_OBJECTIVE_
Show all lines holding "Standard".

_SUPPLIED ENTRIES_
┌──
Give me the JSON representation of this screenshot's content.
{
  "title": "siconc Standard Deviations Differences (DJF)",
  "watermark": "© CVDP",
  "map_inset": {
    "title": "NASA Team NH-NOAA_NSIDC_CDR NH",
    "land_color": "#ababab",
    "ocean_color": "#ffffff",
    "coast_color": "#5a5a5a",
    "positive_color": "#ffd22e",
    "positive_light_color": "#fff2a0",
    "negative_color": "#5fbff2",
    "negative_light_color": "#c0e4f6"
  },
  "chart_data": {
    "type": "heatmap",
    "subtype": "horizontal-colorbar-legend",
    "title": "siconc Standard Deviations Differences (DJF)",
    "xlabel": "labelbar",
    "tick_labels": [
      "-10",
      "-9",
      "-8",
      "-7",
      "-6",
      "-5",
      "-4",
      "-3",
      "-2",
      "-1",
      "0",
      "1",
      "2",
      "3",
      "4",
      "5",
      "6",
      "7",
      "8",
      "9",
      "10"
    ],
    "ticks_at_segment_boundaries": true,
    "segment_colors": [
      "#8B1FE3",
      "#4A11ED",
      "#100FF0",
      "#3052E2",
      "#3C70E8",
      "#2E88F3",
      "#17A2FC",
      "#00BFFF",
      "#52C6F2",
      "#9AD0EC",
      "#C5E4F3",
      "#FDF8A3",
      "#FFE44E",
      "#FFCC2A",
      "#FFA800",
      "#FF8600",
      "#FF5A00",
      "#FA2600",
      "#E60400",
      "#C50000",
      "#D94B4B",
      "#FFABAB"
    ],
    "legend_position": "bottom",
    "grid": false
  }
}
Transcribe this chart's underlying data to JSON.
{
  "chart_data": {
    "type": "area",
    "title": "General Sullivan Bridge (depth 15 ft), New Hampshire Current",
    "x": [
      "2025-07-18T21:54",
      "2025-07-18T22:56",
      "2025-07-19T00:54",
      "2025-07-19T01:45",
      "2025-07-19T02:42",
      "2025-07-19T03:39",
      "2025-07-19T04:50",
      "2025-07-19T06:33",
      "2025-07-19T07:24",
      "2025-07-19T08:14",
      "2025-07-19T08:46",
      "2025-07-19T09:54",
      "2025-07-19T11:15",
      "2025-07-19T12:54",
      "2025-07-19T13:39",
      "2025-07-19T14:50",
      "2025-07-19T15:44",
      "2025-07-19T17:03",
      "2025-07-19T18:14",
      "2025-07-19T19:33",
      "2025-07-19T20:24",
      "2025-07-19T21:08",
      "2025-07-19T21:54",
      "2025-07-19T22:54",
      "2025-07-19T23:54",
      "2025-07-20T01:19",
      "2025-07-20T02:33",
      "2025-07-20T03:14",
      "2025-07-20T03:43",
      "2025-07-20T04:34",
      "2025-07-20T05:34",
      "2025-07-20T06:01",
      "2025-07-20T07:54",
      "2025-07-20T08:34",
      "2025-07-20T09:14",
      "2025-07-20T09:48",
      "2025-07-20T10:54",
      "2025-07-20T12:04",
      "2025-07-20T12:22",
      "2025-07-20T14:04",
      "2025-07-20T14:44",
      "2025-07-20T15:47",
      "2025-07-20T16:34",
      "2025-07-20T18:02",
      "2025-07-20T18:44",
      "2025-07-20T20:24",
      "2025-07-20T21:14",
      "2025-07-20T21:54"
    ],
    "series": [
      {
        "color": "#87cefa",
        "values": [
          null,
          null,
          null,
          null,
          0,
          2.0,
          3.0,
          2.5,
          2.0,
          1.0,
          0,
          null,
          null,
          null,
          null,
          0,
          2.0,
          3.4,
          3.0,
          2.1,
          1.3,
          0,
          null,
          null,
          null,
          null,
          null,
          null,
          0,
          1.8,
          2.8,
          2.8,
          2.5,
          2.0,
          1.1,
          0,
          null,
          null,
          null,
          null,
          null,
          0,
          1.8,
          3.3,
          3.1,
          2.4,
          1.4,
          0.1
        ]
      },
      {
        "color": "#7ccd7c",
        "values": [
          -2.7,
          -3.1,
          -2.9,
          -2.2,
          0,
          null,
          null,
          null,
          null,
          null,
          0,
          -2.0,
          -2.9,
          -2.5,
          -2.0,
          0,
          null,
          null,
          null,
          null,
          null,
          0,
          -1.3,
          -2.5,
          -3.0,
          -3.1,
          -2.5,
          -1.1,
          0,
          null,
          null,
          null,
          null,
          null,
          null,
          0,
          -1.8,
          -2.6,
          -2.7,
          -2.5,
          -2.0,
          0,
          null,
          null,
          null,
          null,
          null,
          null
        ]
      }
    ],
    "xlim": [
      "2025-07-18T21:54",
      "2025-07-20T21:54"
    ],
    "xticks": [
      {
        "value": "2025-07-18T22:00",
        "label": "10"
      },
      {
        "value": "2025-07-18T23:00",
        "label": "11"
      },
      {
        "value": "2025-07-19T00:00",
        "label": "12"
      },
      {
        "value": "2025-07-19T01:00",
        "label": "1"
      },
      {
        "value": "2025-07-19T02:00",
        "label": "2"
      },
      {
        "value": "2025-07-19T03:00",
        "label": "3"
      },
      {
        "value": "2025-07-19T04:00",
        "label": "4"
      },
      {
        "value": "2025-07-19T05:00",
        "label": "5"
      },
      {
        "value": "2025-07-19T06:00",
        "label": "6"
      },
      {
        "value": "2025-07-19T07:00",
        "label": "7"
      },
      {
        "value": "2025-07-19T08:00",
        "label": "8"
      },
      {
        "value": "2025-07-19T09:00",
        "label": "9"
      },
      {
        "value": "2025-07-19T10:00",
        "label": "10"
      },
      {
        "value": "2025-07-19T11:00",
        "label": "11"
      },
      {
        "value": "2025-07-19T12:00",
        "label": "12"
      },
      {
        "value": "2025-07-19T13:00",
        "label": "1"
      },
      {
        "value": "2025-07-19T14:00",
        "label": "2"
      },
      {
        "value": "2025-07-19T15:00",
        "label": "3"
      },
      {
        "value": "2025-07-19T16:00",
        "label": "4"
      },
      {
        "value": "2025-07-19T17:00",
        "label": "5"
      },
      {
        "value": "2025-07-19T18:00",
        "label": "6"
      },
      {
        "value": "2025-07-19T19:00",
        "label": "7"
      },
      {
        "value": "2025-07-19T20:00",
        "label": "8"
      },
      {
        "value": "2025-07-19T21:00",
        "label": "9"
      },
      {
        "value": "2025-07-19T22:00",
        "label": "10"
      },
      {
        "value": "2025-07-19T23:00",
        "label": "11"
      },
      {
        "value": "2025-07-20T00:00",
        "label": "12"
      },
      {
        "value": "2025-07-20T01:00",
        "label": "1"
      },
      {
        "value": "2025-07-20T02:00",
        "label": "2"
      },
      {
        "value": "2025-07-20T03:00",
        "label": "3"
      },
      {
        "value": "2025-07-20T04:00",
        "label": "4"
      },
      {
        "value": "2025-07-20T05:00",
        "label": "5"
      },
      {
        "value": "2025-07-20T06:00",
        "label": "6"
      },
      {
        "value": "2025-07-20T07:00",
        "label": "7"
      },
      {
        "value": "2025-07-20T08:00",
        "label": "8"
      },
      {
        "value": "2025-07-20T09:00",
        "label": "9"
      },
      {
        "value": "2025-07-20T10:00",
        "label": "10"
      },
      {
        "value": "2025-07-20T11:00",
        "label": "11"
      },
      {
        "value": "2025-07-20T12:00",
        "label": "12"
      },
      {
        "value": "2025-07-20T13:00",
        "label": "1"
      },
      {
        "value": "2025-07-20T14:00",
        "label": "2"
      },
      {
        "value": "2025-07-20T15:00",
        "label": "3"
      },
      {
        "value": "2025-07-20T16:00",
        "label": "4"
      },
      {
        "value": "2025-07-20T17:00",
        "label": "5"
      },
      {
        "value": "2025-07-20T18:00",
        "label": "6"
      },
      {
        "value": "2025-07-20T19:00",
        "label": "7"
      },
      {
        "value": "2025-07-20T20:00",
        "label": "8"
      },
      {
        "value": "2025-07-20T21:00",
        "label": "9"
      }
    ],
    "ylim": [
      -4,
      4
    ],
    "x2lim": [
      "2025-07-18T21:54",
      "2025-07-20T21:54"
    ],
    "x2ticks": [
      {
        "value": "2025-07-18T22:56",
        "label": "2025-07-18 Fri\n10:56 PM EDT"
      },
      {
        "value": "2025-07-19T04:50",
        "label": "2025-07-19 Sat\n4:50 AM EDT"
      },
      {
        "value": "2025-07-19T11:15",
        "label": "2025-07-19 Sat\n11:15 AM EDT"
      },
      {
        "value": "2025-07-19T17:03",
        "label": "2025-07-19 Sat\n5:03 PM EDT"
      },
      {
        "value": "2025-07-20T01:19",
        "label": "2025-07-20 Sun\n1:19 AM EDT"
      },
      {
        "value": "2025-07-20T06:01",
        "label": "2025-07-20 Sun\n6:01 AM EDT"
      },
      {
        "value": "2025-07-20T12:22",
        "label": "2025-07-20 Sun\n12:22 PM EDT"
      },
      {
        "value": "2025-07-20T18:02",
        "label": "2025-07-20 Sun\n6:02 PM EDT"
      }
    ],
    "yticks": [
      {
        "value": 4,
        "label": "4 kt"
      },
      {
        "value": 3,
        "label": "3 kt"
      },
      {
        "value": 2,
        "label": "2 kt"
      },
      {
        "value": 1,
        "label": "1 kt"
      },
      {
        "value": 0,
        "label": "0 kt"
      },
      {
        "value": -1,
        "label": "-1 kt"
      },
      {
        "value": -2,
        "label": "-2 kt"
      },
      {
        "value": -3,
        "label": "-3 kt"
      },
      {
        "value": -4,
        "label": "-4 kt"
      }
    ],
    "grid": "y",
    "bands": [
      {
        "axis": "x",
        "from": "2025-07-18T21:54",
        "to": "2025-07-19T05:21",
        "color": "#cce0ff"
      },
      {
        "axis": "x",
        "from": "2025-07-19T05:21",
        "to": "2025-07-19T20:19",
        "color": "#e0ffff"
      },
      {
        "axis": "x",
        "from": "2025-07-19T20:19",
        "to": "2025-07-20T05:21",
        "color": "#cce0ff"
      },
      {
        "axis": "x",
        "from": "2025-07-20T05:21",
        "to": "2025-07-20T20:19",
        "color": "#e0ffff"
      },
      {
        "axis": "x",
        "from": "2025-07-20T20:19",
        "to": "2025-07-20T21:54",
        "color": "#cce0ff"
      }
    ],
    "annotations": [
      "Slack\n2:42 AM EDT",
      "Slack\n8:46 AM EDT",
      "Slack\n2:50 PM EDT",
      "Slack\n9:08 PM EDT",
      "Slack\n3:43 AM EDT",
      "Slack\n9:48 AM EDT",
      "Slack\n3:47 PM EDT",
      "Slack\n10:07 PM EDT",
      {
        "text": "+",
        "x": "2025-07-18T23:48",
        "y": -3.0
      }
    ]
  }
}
└──
_CORRECT ANSWER_
  "title": "siconc Standard Deviations Differences (DJF)",
    "title": "siconc Standard Deviations Differences (DJF)",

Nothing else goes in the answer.